What is required: Pick out the lines containing "title".

Excerpts from a figure dataset:

________

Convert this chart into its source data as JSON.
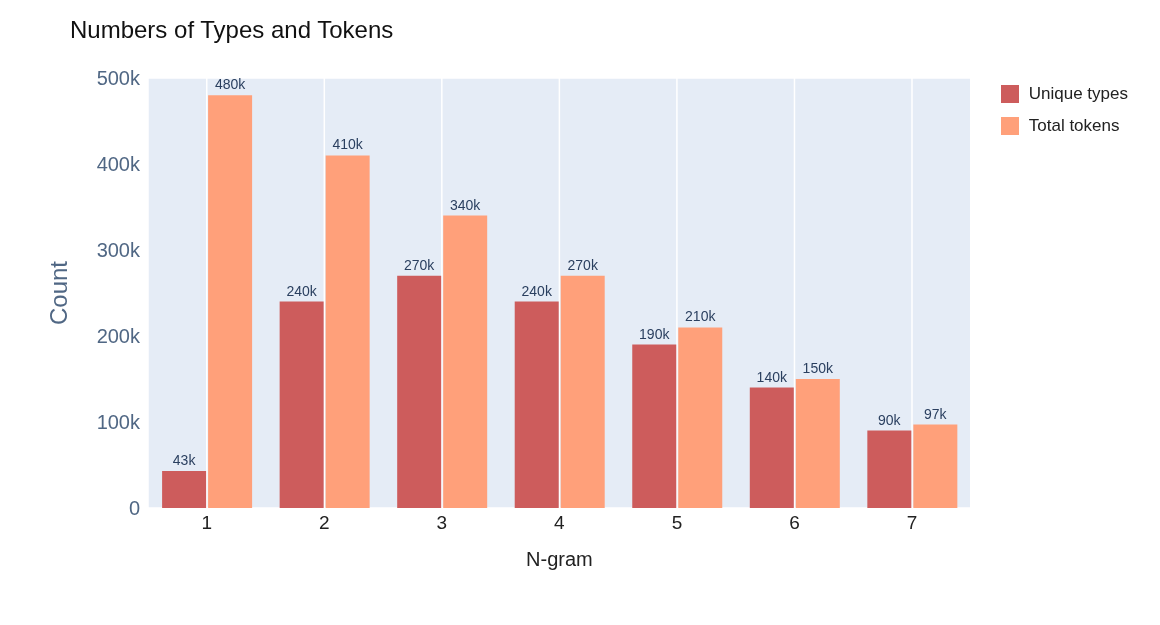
{
  "chart_data": {
    "type": "bar",
    "title": "Numbers of Types and Tokens",
    "xlabel": "N-gram",
    "ylabel": "Count",
    "categories": [
      "1",
      "2",
      "3",
      "4",
      "5",
      "6",
      "7"
    ],
    "series": [
      {
        "name": "Unique types",
        "color": "#cd5c5c",
        "values": [
          43000,
          240000,
          270000,
          240000,
          190000,
          140000,
          90000
        ],
        "value_labels": [
          "43k",
          "240k",
          "270k",
          "240k",
          "190k",
          "140k",
          "90k"
        ]
      },
      {
        "name": "Total tokens",
        "color": "#ffa07a",
        "values": [
          480000,
          410000,
          340000,
          270000,
          210000,
          150000,
          97000
        ],
        "value_labels": [
          "480k",
          "410k",
          "340k",
          "270k",
          "210k",
          "150k",
          "97k"
        ]
      }
    ],
    "ylim": [
      0,
      500000
    ],
    "yticks": [
      0,
      {
        "value": 100000,
        "label": "100k"
      },
      {
        "value": 200000,
        "label": "200k"
      },
      {
        "value": 300000,
        "label": "300k"
      },
      {
        "value": 400000,
        "label": "400k"
      },
      {
        "value": 500000,
        "label": "500k"
      }
    ],
    "grid": true,
    "legend": "top right"
  }
}
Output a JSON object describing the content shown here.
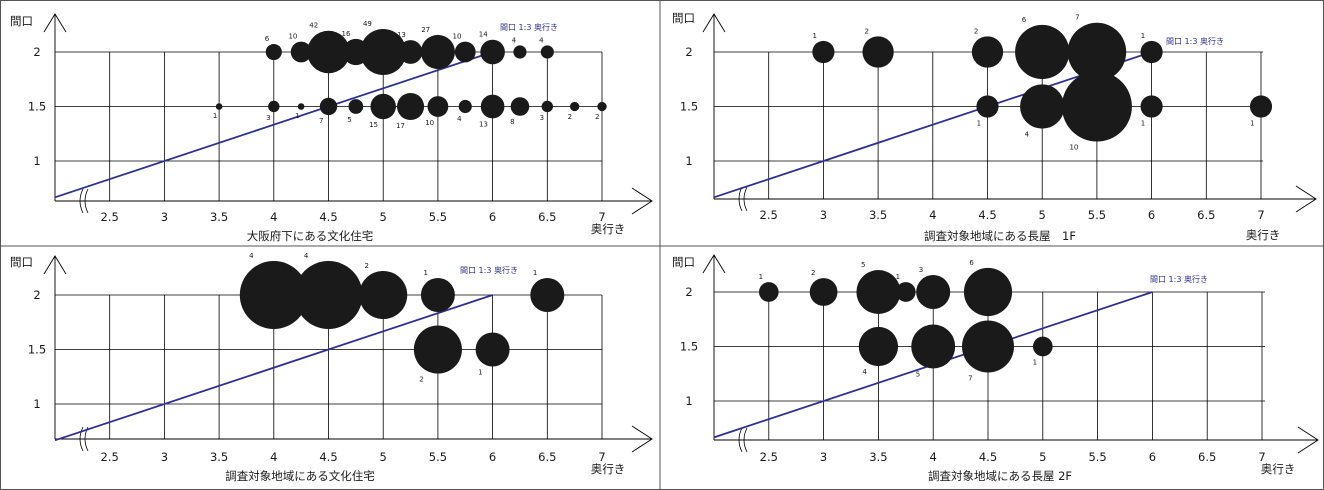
{
  "chart_data": [
    {
      "type": "scatter",
      "title": "大阪府下にある文化住宅",
      "xlabel": "奥行き",
      "ylabel": "間口",
      "x_ticks": [
        "2.5",
        "3",
        "3.5",
        "4",
        "4.5",
        "5",
        "5.5",
        "6",
        "6.5",
        "7"
      ],
      "y_ticks": [
        "1",
        "1.5",
        "2"
      ],
      "xlim": [
        2,
        7
      ],
      "ylim": [
        0.67,
        2.3
      ],
      "reference_line": {
        "label": "間口 1:3 奥行き",
        "ratio": 3,
        "color": "#2e3192"
      },
      "points": [
        {
          "x": 3.5,
          "y": 1.5,
          "count": 1
        },
        {
          "x": 4,
          "y": 1.5,
          "count": 3
        },
        {
          "x": 4.25,
          "y": 1.5,
          "count": 1
        },
        {
          "x": 4.5,
          "y": 1.5,
          "count": 7
        },
        {
          "x": 4.75,
          "y": 1.5,
          "count": 5
        },
        {
          "x": 5,
          "y": 1.5,
          "count": 15
        },
        {
          "x": 5.25,
          "y": 1.5,
          "count": 17
        },
        {
          "x": 5.5,
          "y": 1.5,
          "count": 10
        },
        {
          "x": 5.75,
          "y": 1.5,
          "count": 4
        },
        {
          "x": 6,
          "y": 1.5,
          "count": 13
        },
        {
          "x": 6.25,
          "y": 1.5,
          "count": 8
        },
        {
          "x": 6.5,
          "y": 1.5,
          "count": 3
        },
        {
          "x": 6.75,
          "y": 1.5,
          "count": 2
        },
        {
          "x": 7,
          "y": 1.5,
          "count": 2
        },
        {
          "x": 4,
          "y": 2,
          "count": 6
        },
        {
          "x": 4.25,
          "y": 2,
          "count": 10
        },
        {
          "x": 4.5,
          "y": 2,
          "count": 42
        },
        {
          "x": 4.75,
          "y": 2,
          "count": 16
        },
        {
          "x": 5,
          "y": 2,
          "count": 49
        },
        {
          "x": 5.25,
          "y": 2,
          "count": 13
        },
        {
          "x": 5.5,
          "y": 2,
          "count": 27
        },
        {
          "x": 5.75,
          "y": 2,
          "count": 10
        },
        {
          "x": 6,
          "y": 2,
          "count": 14
        },
        {
          "x": 6.25,
          "y": 2,
          "count": 4
        },
        {
          "x": 6.5,
          "y": 2,
          "count": 4
        }
      ]
    },
    {
      "type": "scatter",
      "title": "調査対象地域にある長屋　1F",
      "xlabel": "奥行き",
      "ylabel": "間口",
      "x_ticks": [
        "2.5",
        "3",
        "3.5",
        "4",
        "4.5",
        "5",
        "5.5",
        "6",
        "6.5",
        "7"
      ],
      "y_ticks": [
        "1",
        "1.5",
        "2"
      ],
      "xlim": [
        2,
        7
      ],
      "ylim": [
        0.67,
        2.3
      ],
      "reference_line": {
        "label": "間口 1:3 奥行き",
        "ratio": 3,
        "color": "#2e3192"
      },
      "points": [
        {
          "x": 3,
          "y": 2,
          "count": 1
        },
        {
          "x": 3.5,
          "y": 2,
          "count": 2
        },
        {
          "x": 4.5,
          "y": 2,
          "count": 2
        },
        {
          "x": 5,
          "y": 2,
          "count": 6
        },
        {
          "x": 5.5,
          "y": 2,
          "count": 7
        },
        {
          "x": 6,
          "y": 2,
          "count": 1
        },
        {
          "x": 4.5,
          "y": 1.5,
          "count": 1
        },
        {
          "x": 5,
          "y": 1.5,
          "count": 4
        },
        {
          "x": 5.5,
          "y": 1.5,
          "count": 10
        },
        {
          "x": 6,
          "y": 1.5,
          "count": 1
        },
        {
          "x": 7,
          "y": 1.5,
          "count": 1
        }
      ]
    },
    {
      "type": "scatter",
      "title": "調査対象地域にある文化住宅",
      "xlabel": "奥行き",
      "ylabel": "間口",
      "x_ticks": [
        "2.5",
        "3",
        "3.5",
        "4",
        "4.5",
        "5",
        "5.5",
        "6",
        "6.5",
        "7"
      ],
      "y_ticks": [
        "1",
        "1.5",
        "2"
      ],
      "xlim": [
        2,
        7
      ],
      "ylim": [
        0.67,
        2.3
      ],
      "reference_line": {
        "label": "間口 1:3 奥行き",
        "ratio": 3,
        "color": "#2e3192"
      },
      "points": [
        {
          "x": 4,
          "y": 2,
          "count": 4
        },
        {
          "x": 4.5,
          "y": 2,
          "count": 4
        },
        {
          "x": 5,
          "y": 2,
          "count": 2
        },
        {
          "x": 5.5,
          "y": 2,
          "count": 1
        },
        {
          "x": 6.5,
          "y": 2,
          "count": 1
        },
        {
          "x": 5.5,
          "y": 1.5,
          "count": 2
        },
        {
          "x": 6,
          "y": 1.5,
          "count": 1
        }
      ]
    },
    {
      "type": "scatter",
      "title": "調査対象地域にある長屋 2F",
      "xlabel": "奥行き",
      "ylabel": "間口",
      "x_ticks": [
        "2.5",
        "3",
        "3.5",
        "4",
        "4.5",
        "5",
        "5.5",
        "6",
        "6.5",
        "7"
      ],
      "y_ticks": [
        "1",
        "1.5",
        "2"
      ],
      "xlim": [
        2,
        7
      ],
      "ylim": [
        0.67,
        2.3
      ],
      "reference_line": {
        "label": "間口 1:3 奥行き",
        "ratio": 3,
        "color": "#2e3192"
      },
      "points": [
        {
          "x": 2.5,
          "y": 2,
          "count": 1
        },
        {
          "x": 3,
          "y": 2,
          "count": 2
        },
        {
          "x": 3.5,
          "y": 2,
          "count": 5
        },
        {
          "x": 3.75,
          "y": 2,
          "count": 1
        },
        {
          "x": 4,
          "y": 2,
          "count": 3
        },
        {
          "x": 4.5,
          "y": 2,
          "count": 6
        },
        {
          "x": 3.5,
          "y": 1.5,
          "count": 4
        },
        {
          "x": 4,
          "y": 1.5,
          "count": 5
        },
        {
          "x": 4.5,
          "y": 1.5,
          "count": 7
        },
        {
          "x": 5,
          "y": 1.5,
          "count": 1
        }
      ]
    }
  ]
}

________

Written answer:
    "title": "Numbers of Types and Tokens",
      "title": "大阪府下にある文化住宅",
      "title": "調査対象地域にある長屋　1F",
      "title": "調査対象地域にある文化住宅",
      "title": "調査対象地域にある長屋 2F",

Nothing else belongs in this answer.